#### JOB:
Nothing in the data should change when you return it, but leave the pictures out.

#### DATA PROVIDED:
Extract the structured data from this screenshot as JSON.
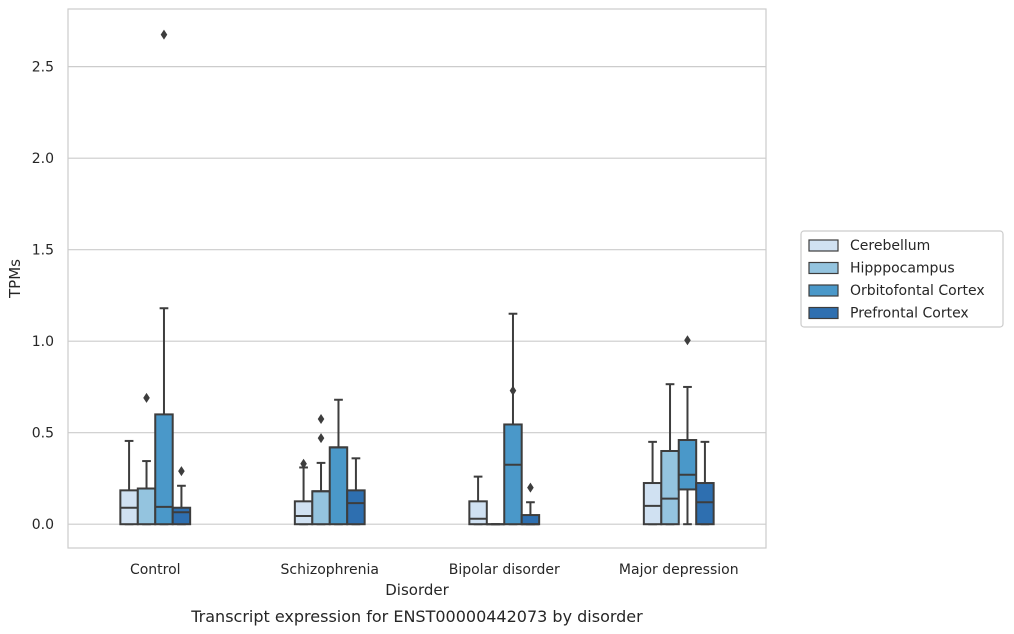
{
  "chart_data": {
    "type": "box",
    "caption": "Transcript expression for ENST00000442073 by disorder",
    "xlabel": "Disorder",
    "ylabel": "TPMs",
    "ylim": [
      -0.13,
      2.815
    ],
    "yticks": [
      "0.0",
      "0.5",
      "1.0",
      "1.5",
      "2.0",
      "2.5"
    ],
    "ytick_values": [
      0.0,
      0.5,
      1.0,
      1.5,
      2.0,
      2.5
    ],
    "grid": true,
    "legend_position": "right",
    "categories": [
      "Control",
      "Schizophrenia",
      "Bipolar disorder",
      "Major depression"
    ],
    "series": [
      {
        "name": "Cerebellum",
        "color": "#d0e1f2",
        "boxes": [
          {
            "whislo": 0.0,
            "q1": 0.0,
            "med": 0.09,
            "q3": 0.185,
            "whishi": 0.455,
            "fliers": []
          },
          {
            "whislo": 0.0,
            "q1": 0.0,
            "med": 0.045,
            "q3": 0.125,
            "whishi": 0.31,
            "fliers": [
              0.33
            ]
          },
          {
            "whislo": 0.0,
            "q1": 0.0,
            "med": 0.03,
            "q3": 0.125,
            "whishi": 0.26,
            "fliers": []
          },
          {
            "whislo": 0.0,
            "q1": 0.0,
            "med": 0.1,
            "q3": 0.225,
            "whishi": 0.45,
            "fliers": []
          }
        ]
      },
      {
        "name": "Hipppocampus",
        "color": "#94c4df",
        "boxes": [
          {
            "whislo": 0.0,
            "q1": 0.0,
            "med": 0.195,
            "q3": 0.195,
            "whishi": 0.345,
            "fliers": [
              0.69
            ]
          },
          {
            "whislo": 0.0,
            "q1": 0.0,
            "med": 0.18,
            "q3": 0.18,
            "whishi": 0.335,
            "fliers": [
              0.47,
              0.575
            ]
          },
          {
            "whislo": 0.0,
            "q1": 0.0,
            "med": 0.0,
            "q3": 0.0,
            "whishi": 0.0,
            "fliers": []
          },
          {
            "whislo": 0.0,
            "q1": 0.0,
            "med": 0.14,
            "q3": 0.4,
            "whishi": 0.765,
            "fliers": []
          }
        ]
      },
      {
        "name": "Orbitofontal Cortex",
        "color": "#4a98c9",
        "boxes": [
          {
            "whislo": 0.0,
            "q1": 0.0,
            "med": 0.095,
            "q3": 0.6,
            "whishi": 1.18,
            "fliers": [
              2.675
            ]
          },
          {
            "whislo": 0.0,
            "q1": 0.0,
            "med": 0.42,
            "q3": 0.42,
            "whishi": 0.68,
            "fliers": []
          },
          {
            "whislo": 0.0,
            "q1": 0.0,
            "med": 0.325,
            "q3": 0.545,
            "whishi": 1.15,
            "fliers": [
              0.73
            ]
          },
          {
            "whislo": 0.0,
            "q1": 0.19,
            "med": 0.27,
            "q3": 0.46,
            "whishi": 0.75,
            "fliers": [
              1.005
            ]
          }
        ]
      },
      {
        "name": "Prefrontal Cortex",
        "color": "#2e6fb0",
        "boxes": [
          {
            "whislo": 0.0,
            "q1": 0.0,
            "med": 0.065,
            "q3": 0.09,
            "whishi": 0.21,
            "fliers": [
              0.29
            ]
          },
          {
            "whislo": 0.0,
            "q1": 0.0,
            "med": 0.115,
            "q3": 0.185,
            "whishi": 0.36,
            "fliers": []
          },
          {
            "whislo": 0.0,
            "q1": 0.0,
            "med": 0.0,
            "q3": 0.05,
            "whishi": 0.12,
            "fliers": [
              0.2
            ]
          },
          {
            "whislo": 0.0,
            "q1": 0.0,
            "med": 0.12,
            "q3": 0.225,
            "whishi": 0.45,
            "fliers": []
          }
        ]
      }
    ]
  }
}
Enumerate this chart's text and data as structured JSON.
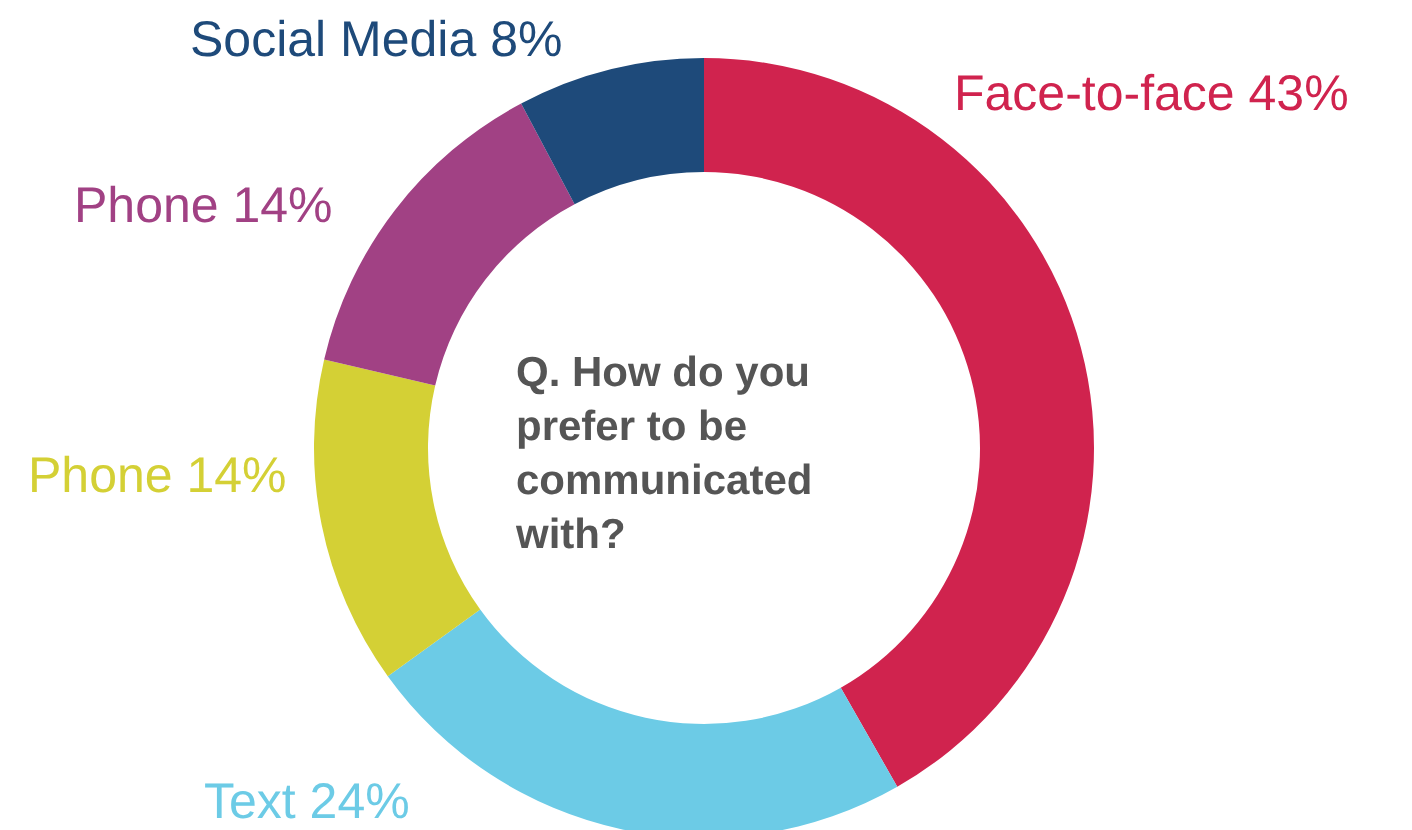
{
  "chart_data": {
    "type": "donut",
    "title": "Q. How do you prefer to be communicated with?",
    "categories": [
      "Face-to-face",
      "Text",
      "Phone",
      "Phone",
      "Social Media"
    ],
    "values": [
      43,
      24,
      14,
      14,
      8
    ],
    "value_labels": [
      "43%",
      "24%",
      "14%",
      "14%",
      "8%"
    ],
    "colors": [
      "#d0234e",
      "#6ccbe6",
      "#d4d035",
      "#a14184",
      "#1e4a7a"
    ],
    "legend": false
  }
}
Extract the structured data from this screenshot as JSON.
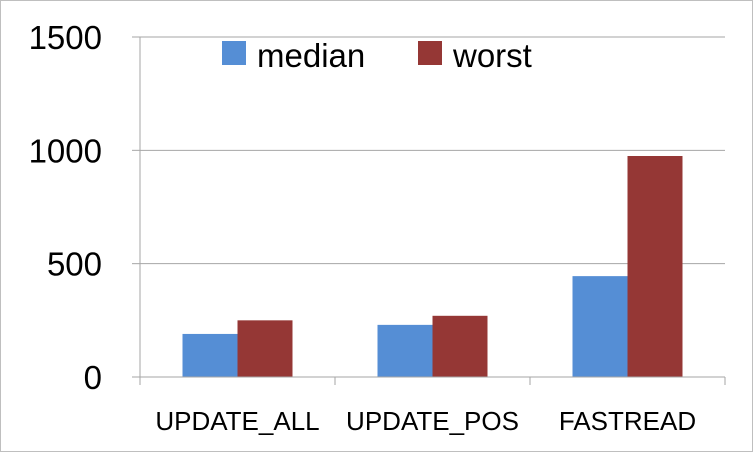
{
  "chart_data": {
    "type": "bar",
    "categories": [
      "UPDATE_ALL",
      "UPDATE_POS",
      "FASTREAD"
    ],
    "series": [
      {
        "name": "median",
        "values": [
          190,
          230,
          445
        ],
        "color": "#558ed5"
      },
      {
        "name": "worst",
        "values": [
          250,
          270,
          975
        ],
        "color": "#953735"
      }
    ],
    "ylim": [
      0,
      1500
    ],
    "yticks": [
      0,
      500,
      1000,
      1500
    ],
    "grid": true,
    "legend_position": "top",
    "gridline_color": "#a6a6a6"
  }
}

#### EXPECTED ANSWER:
Extract the structured data from this screenshot as JSON.
{
  "chart_data": {
    "type": "box",
    "caption": "Transcript expression for ENST00000442073 by disorder",
    "xlabel": "Disorder",
    "ylabel": "TPMs",
    "ylim": [
      -0.13,
      2.815
    ],
    "yticks": [
      "0.0",
      "0.5",
      "1.0",
      "1.5",
      "2.0",
      "2.5"
    ],
    "ytick_values": [
      0.0,
      0.5,
      1.0,
      1.5,
      2.0,
      2.5
    ],
    "grid": true,
    "legend_position": "right",
    "categories": [
      "Control",
      "Schizophrenia",
      "Bipolar disorder",
      "Major depression"
    ],
    "series": [
      {
        "name": "Cerebellum",
        "color": "#d0e1f2",
        "boxes": [
          {
            "whislo": 0.0,
            "q1": 0.0,
            "med": 0.09,
            "q3": 0.185,
            "whishi": 0.455,
            "fliers": []
          },
          {
            "whislo": 0.0,
            "q1": 0.0,
            "med": 0.045,
            "q3": 0.125,
            "whishi": 0.31,
            "fliers": [
              0.33
            ]
          },
          {
            "whislo": 0.0,
            "q1": 0.0,
            "med": 0.03,
            "q3": 0.125,
            "whishi": 0.26,
            "fliers": []
          },
          {
            "whislo": 0.0,
            "q1": 0.0,
            "med": 0.1,
            "q3": 0.225,
            "whishi": 0.45,
            "fliers": []
          }
        ]
      },
      {
        "name": "Hipppocampus",
        "color": "#94c4df",
        "boxes": [
          {
            "whislo": 0.0,
            "q1": 0.0,
            "med": 0.195,
            "q3": 0.195,
            "whishi": 0.345,
            "fliers": [
              0.69
            ]
          },
          {
            "whislo": 0.0,
            "q1": 0.0,
            "med": 0.18,
            "q3": 0.18,
            "whishi": 0.335,
            "fliers": [
              0.47,
              0.575
            ]
          },
          {
            "whislo": 0.0,
            "q1": 0.0,
            "med": 0.0,
            "q3": 0.0,
            "whishi": 0.0,
            "fliers": []
          },
          {
            "whislo": 0.0,
            "q1": 0.0,
            "med": 0.14,
            "q3": 0.4,
            "whishi": 0.765,
            "fliers": []
          }
        ]
      },
      {
        "name": "Orbitofontal Cortex",
        "color": "#4a98c9",
        "boxes": [
          {
            "whislo": 0.0,
            "q1": 0.0,
            "med": 0.095,
            "q3": 0.6,
            "whishi": 1.18,
            "fliers": [
              2.675
            ]
          },
          {
            "whislo": 0.0,
            "q1": 0.0,
            "med": 0.42,
            "q3": 0.42,
            "whishi": 0.68,
            "fliers": []
          },
          {
            "whislo": 0.0,
            "q1": 0.0,
            "med": 0.325,
            "q3": 0.545,
            "whishi": 1.15,
            "fliers": [
              0.73
            ]
          },
          {
            "whislo": 0.0,
            "q1": 0.19,
            "med": 0.27,
            "q3": 0.46,
            "whishi": 0.75,
            "fliers": [
              1.005
            ]
          }
        ]
      },
      {
        "name": "Prefrontal Cortex",
        "color": "#2e6fb0",
        "boxes": [
          {
            "whislo": 0.0,
            "q1": 0.0,
            "med": 0.065,
            "q3": 0.09,
            "whishi": 0.21,
            "fliers": [
              0.29
            ]
          },
          {
            "whislo": 0.0,
            "q1": 0.0,
            "med": 0.115,
            "q3": 0.185,
            "whishi": 0.36,
            "fliers": []
          },
          {
            "whislo": 0.0,
            "q1": 0.0,
            "med": 0.0,
            "q3": 0.05,
            "whishi": 0.12,
            "fliers": [
              0.2
            ]
          },
          {
            "whislo": 0.0,
            "q1": 0.0,
            "med": 0.12,
            "q3": 0.225,
            "whishi": 0.45,
            "fliers": []
          }
        ]
      }
    ]
  }
}
Enumerate this chart's text and data as structured JSON.
{
  "chart_data": {
    "type": "donut",
    "title": "Q. How do you prefer to be communicated with?",
    "categories": [
      "Face-to-face",
      "Text",
      "Phone",
      "Phone",
      "Social Media"
    ],
    "values": [
      43,
      24,
      14,
      14,
      8
    ],
    "value_labels": [
      "43%",
      "24%",
      "14%",
      "14%",
      "8%"
    ],
    "colors": [
      "#d0234e",
      "#6ccbe6",
      "#d4d035",
      "#a14184",
      "#1e4a7a"
    ],
    "legend": false
  }
}
Extract the structured data from this screenshot as JSON.
{
  "chart_data": {
    "type": "bar",
    "categories": [
      "UPDATE_ALL",
      "UPDATE_POS",
      "FASTREAD"
    ],
    "series": [
      {
        "name": "median",
        "values": [
          190,
          230,
          445
        ],
        "color": "#558ed5"
      },
      {
        "name": "worst",
        "values": [
          250,
          270,
          975
        ],
        "color": "#953735"
      }
    ],
    "ylim": [
      0,
      1500
    ],
    "yticks": [
      0,
      500,
      1000,
      1500
    ],
    "grid": true,
    "legend_position": "top",
    "gridline_color": "#a6a6a6"
  }
}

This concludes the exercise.